STATED EXERCISE » Using the listing below, please gather every line containing the word "this".
□ □ □ □ □
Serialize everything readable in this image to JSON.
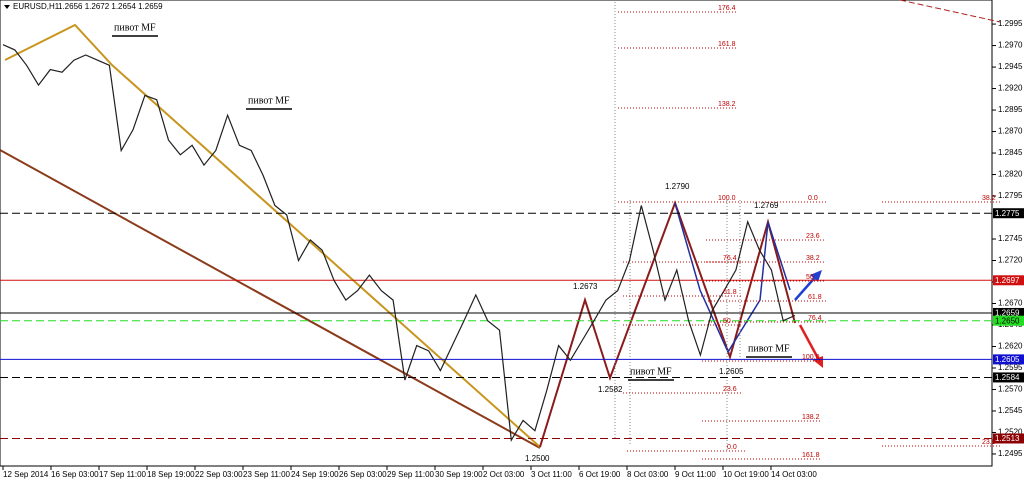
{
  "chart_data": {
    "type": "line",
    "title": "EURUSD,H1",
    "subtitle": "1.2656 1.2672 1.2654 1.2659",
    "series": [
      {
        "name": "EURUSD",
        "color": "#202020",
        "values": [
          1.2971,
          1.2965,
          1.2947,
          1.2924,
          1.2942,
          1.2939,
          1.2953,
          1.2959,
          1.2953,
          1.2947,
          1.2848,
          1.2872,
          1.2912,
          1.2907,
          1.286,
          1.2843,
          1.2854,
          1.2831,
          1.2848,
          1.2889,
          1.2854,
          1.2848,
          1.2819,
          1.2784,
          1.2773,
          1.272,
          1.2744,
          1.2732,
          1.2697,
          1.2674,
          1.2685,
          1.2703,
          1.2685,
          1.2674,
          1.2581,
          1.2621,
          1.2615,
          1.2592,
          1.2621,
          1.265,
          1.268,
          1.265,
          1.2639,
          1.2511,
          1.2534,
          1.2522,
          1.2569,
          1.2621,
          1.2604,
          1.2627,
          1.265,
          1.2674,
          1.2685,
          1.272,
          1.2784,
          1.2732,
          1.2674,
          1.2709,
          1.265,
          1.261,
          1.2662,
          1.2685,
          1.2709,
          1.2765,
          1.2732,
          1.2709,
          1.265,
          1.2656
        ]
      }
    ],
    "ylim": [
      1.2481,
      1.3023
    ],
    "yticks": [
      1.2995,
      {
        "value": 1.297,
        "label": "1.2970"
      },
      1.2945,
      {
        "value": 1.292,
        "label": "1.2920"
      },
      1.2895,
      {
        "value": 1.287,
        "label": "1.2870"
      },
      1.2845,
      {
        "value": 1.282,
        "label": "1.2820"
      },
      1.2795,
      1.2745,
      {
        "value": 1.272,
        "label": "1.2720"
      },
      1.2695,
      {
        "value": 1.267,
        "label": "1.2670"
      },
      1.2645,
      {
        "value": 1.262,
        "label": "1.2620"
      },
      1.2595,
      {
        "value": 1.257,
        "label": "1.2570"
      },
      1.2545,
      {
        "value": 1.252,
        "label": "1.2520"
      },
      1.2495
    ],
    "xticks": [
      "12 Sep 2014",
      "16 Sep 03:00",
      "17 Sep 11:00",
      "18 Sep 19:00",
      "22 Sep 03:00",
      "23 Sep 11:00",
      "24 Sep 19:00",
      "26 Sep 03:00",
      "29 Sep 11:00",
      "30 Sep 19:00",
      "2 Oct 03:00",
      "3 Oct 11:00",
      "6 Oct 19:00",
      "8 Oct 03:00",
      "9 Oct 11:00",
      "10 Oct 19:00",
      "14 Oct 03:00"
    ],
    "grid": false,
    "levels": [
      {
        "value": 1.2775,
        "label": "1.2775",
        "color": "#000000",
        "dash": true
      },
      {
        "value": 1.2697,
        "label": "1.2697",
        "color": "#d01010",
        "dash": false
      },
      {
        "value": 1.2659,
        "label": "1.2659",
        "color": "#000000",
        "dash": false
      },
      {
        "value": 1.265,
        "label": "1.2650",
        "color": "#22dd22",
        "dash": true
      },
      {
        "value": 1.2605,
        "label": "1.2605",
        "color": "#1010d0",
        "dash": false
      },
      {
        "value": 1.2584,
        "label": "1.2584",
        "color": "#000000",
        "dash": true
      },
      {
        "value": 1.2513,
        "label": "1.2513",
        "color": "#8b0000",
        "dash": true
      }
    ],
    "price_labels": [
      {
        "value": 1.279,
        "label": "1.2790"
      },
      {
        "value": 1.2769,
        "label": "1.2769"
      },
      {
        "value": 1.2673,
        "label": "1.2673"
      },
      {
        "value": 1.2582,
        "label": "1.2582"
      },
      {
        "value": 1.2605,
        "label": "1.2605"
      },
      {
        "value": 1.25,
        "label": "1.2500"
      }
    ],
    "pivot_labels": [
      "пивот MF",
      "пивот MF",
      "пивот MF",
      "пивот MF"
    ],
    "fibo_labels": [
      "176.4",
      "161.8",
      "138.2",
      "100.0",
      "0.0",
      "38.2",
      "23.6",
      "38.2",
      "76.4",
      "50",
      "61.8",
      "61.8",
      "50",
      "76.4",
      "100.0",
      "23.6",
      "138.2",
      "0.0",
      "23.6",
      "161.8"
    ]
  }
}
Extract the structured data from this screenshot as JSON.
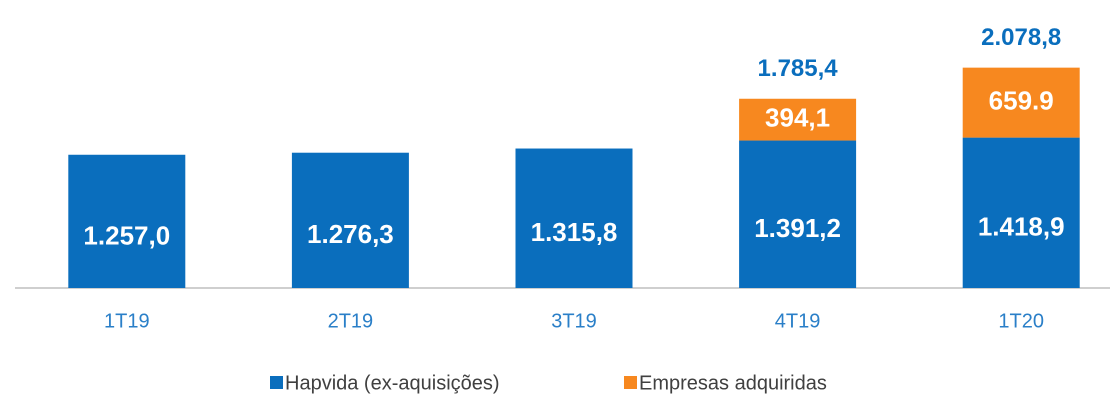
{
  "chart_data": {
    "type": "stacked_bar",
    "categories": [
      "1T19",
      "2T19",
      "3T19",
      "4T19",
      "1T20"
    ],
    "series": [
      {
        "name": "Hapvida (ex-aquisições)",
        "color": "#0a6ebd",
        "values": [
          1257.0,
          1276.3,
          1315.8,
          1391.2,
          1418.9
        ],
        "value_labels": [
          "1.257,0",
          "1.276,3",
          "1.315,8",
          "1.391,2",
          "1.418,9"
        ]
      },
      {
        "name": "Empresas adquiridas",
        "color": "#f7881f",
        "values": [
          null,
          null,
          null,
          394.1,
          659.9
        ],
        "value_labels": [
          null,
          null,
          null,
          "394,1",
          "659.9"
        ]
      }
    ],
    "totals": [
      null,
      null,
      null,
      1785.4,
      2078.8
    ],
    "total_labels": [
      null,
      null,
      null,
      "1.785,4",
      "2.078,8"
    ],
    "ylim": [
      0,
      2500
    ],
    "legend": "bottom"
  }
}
□ □ □ □ □
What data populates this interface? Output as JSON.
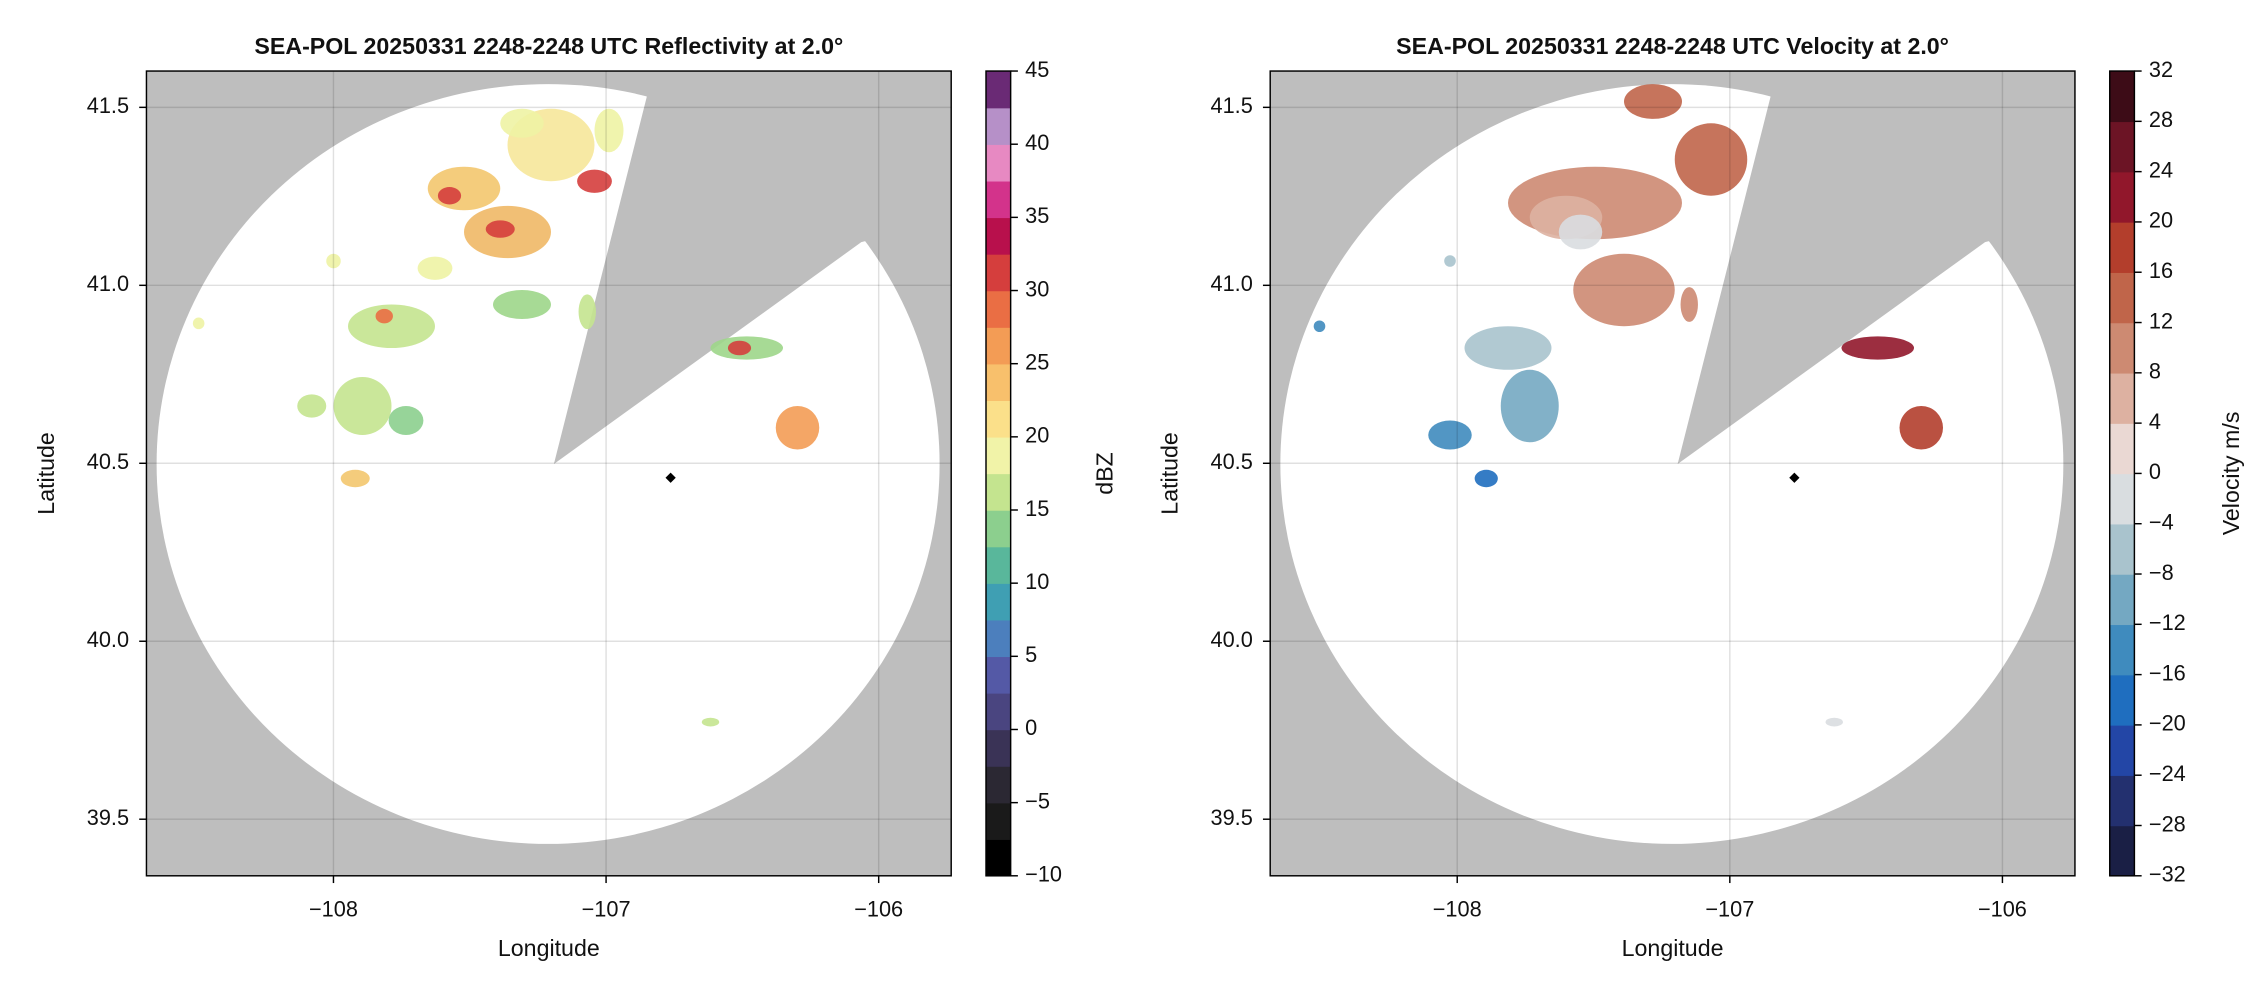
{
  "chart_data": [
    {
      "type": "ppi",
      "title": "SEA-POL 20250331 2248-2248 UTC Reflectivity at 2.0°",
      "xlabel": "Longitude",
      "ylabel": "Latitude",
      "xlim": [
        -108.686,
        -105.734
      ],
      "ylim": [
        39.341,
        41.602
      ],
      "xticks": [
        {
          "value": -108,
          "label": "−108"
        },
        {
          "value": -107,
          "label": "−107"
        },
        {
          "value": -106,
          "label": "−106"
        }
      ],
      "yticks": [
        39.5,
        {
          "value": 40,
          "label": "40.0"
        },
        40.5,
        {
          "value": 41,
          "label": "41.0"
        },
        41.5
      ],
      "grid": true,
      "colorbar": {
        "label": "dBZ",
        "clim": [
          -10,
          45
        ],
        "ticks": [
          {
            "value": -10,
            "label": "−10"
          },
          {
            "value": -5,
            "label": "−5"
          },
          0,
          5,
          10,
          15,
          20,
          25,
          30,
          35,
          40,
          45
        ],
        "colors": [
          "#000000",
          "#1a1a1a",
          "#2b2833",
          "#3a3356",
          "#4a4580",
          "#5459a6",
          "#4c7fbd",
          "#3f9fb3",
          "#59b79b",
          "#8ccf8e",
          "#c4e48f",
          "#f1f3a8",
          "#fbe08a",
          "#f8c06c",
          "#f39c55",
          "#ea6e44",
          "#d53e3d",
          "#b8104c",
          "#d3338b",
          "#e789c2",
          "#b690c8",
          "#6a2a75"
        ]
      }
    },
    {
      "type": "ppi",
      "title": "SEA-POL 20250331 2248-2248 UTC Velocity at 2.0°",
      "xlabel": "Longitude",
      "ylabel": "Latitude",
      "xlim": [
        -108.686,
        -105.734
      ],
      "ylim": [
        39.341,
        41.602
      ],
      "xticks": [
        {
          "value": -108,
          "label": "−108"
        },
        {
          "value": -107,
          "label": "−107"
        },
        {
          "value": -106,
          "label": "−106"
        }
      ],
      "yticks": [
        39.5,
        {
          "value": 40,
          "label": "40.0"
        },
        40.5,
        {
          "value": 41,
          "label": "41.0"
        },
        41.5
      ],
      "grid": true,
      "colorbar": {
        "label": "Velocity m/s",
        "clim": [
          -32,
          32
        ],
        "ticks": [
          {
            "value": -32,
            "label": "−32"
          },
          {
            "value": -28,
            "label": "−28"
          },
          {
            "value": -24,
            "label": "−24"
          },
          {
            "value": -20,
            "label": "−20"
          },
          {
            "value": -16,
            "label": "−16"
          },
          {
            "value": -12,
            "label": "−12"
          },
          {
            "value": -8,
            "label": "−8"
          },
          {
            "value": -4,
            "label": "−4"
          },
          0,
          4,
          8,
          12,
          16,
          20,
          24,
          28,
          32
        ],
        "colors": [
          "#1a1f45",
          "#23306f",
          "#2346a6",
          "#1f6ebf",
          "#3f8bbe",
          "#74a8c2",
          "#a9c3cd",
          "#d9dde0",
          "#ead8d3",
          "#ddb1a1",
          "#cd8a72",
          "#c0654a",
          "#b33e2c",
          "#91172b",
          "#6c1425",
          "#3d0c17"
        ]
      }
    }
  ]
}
□ □ □ □ □
FINISHED EXERCISE »
Serialize everything readable in this image to JSON.
Extract the structured data from this screenshot as JSON.
What data populates this interface? Output as JSON.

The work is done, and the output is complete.